Work to be completed ->
Collect each line holding the string "difference".

Dataset rows about figures
↓↓↓
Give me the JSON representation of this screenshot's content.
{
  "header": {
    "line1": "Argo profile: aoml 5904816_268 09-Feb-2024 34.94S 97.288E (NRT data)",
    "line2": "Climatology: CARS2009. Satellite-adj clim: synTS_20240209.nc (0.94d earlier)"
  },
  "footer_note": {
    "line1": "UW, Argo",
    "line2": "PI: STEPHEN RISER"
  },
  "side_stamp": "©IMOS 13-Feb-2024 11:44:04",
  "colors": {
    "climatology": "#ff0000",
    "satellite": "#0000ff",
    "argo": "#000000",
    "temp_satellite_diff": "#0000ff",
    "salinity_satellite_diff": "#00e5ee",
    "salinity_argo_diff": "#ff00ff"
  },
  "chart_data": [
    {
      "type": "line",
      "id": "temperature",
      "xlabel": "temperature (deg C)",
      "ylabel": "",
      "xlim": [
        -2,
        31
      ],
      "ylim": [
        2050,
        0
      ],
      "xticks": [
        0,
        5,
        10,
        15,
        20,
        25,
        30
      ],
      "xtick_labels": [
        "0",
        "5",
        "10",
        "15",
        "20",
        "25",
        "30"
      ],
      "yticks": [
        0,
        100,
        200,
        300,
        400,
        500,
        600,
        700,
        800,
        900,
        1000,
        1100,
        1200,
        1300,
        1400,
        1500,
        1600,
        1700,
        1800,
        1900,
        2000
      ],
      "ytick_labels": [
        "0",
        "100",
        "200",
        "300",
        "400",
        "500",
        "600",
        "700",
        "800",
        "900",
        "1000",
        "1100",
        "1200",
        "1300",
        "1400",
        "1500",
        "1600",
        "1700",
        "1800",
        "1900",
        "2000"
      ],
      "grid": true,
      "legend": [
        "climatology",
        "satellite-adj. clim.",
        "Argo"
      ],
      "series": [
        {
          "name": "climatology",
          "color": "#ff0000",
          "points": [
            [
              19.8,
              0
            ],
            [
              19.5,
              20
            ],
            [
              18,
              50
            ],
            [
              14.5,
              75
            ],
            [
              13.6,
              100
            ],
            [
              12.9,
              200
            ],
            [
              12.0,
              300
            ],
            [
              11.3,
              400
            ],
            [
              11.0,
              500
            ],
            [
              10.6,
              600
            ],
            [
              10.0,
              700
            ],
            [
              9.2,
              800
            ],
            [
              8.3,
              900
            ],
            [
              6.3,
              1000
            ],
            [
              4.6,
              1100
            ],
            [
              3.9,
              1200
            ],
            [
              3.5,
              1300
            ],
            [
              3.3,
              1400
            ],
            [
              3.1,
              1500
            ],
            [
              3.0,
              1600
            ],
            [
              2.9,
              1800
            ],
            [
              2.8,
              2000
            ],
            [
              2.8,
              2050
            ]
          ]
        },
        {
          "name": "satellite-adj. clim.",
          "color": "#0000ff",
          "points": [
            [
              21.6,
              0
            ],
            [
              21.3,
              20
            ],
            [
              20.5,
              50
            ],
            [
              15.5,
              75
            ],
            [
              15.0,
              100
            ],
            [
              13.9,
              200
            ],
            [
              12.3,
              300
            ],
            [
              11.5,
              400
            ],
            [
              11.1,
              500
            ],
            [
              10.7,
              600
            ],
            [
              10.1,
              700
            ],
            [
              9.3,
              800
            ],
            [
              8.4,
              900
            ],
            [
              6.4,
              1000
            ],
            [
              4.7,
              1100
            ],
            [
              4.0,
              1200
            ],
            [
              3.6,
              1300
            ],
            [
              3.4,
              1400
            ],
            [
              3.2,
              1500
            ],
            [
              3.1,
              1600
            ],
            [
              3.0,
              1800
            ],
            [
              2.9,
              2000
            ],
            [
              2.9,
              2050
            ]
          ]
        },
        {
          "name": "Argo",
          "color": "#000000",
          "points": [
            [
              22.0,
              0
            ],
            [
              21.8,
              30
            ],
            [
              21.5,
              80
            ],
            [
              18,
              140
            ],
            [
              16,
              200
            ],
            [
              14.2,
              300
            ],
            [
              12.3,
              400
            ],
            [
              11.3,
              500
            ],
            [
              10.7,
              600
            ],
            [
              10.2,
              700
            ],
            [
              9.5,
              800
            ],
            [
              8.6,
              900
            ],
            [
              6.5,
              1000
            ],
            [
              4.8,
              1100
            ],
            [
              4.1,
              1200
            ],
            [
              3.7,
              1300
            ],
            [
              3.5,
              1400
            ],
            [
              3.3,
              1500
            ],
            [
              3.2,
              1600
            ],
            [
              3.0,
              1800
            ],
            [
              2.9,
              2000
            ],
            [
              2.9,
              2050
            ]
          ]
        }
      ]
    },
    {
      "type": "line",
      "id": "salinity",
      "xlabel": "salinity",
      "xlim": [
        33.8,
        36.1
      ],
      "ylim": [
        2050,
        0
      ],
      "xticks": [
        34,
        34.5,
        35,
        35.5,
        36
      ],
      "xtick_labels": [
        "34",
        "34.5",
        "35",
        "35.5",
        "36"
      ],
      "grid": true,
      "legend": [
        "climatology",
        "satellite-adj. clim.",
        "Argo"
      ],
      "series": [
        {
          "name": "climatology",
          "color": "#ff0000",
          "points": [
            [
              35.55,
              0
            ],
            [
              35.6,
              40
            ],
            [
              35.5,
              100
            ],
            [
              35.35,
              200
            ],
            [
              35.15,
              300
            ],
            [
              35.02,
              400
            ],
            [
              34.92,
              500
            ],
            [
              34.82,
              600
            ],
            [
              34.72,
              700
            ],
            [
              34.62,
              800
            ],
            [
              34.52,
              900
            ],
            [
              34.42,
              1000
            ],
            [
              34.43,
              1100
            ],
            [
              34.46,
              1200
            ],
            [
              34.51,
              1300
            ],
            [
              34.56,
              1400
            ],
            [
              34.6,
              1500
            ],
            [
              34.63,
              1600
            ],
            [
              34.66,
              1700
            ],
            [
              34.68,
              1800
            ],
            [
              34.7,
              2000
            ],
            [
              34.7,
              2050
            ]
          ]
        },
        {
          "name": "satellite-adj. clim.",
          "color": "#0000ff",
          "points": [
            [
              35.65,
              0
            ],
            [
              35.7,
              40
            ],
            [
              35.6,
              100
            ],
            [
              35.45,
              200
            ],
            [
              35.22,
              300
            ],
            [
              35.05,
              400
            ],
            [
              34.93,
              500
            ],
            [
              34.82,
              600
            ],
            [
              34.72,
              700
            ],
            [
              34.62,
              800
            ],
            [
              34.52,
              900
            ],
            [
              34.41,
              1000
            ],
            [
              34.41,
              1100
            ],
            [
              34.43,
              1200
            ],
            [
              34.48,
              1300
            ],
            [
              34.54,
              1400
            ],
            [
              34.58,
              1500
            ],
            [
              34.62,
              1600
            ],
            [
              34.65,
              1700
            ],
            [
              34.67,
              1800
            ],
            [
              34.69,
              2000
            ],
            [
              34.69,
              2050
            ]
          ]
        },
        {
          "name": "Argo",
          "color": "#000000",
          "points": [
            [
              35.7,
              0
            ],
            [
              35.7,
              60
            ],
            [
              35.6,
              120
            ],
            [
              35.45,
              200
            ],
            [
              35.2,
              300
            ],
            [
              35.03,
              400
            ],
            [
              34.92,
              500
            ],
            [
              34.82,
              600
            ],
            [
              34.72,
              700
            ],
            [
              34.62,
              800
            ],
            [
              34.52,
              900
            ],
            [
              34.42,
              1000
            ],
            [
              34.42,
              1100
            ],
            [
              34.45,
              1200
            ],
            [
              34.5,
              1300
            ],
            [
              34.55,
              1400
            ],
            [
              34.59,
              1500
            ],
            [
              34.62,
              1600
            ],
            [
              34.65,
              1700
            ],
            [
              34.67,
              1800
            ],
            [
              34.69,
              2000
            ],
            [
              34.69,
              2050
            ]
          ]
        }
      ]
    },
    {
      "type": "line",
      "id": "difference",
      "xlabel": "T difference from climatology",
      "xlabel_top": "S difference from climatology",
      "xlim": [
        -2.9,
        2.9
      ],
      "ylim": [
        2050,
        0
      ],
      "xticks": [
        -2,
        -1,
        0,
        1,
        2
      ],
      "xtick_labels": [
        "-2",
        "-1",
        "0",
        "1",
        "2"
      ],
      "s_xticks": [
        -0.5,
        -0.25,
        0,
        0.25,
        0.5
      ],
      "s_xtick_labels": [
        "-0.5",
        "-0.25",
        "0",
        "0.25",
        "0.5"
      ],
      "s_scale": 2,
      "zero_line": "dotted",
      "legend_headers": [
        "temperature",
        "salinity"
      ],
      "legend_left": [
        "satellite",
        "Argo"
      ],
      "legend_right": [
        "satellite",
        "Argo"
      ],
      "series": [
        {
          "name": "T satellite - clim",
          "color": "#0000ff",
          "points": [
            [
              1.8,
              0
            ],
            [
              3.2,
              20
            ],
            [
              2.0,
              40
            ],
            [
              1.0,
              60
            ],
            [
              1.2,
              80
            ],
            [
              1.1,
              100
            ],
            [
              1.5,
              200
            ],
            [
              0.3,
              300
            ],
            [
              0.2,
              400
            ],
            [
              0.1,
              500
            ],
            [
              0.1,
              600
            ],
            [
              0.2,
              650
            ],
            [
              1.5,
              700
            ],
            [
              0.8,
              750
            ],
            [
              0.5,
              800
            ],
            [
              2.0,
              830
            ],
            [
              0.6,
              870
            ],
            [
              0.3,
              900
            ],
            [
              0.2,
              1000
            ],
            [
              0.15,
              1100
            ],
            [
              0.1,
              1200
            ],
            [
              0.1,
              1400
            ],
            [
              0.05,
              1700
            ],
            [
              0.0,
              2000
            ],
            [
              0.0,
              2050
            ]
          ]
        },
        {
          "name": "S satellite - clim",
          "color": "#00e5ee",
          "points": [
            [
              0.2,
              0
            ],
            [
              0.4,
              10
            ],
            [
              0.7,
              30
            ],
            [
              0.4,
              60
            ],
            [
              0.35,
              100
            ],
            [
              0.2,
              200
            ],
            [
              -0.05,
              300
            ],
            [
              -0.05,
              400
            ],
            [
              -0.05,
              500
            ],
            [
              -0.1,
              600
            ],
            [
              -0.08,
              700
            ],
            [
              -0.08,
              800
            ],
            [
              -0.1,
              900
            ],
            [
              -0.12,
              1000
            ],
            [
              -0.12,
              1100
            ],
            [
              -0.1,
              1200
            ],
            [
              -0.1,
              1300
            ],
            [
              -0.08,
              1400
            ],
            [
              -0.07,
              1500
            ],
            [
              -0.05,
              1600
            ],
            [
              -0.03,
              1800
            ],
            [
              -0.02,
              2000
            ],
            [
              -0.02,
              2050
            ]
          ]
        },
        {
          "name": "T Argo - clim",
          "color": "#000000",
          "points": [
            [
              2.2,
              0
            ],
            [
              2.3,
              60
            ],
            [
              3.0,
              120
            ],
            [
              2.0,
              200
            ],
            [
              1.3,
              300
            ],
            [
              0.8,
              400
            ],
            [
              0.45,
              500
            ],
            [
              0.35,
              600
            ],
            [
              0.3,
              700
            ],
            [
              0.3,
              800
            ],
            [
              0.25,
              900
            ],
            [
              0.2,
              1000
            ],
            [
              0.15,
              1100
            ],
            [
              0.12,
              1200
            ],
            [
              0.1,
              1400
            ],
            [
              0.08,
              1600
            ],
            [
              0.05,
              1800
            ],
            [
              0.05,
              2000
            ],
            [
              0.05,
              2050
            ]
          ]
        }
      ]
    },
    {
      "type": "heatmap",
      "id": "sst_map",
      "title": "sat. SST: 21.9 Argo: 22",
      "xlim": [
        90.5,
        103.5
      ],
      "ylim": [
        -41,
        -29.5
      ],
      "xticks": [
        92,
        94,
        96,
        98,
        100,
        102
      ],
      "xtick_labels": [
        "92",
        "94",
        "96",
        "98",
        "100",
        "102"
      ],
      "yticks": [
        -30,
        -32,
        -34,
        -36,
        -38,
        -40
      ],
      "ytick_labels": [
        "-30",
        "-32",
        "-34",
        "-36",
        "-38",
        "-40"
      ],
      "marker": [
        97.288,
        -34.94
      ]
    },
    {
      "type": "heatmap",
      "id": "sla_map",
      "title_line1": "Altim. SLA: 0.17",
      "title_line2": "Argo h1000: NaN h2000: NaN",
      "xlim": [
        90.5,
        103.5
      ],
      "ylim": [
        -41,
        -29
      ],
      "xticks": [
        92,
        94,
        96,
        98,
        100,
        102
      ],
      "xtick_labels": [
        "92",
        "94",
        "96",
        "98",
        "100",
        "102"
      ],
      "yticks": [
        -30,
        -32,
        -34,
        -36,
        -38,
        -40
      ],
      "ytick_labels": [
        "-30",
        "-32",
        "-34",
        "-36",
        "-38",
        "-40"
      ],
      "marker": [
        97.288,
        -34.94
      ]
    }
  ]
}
↑↑↑
Complete response ->
      "id": "difference",
      "xlabel": "T difference from climatology",
      "xlabel_top": "S difference from climatology",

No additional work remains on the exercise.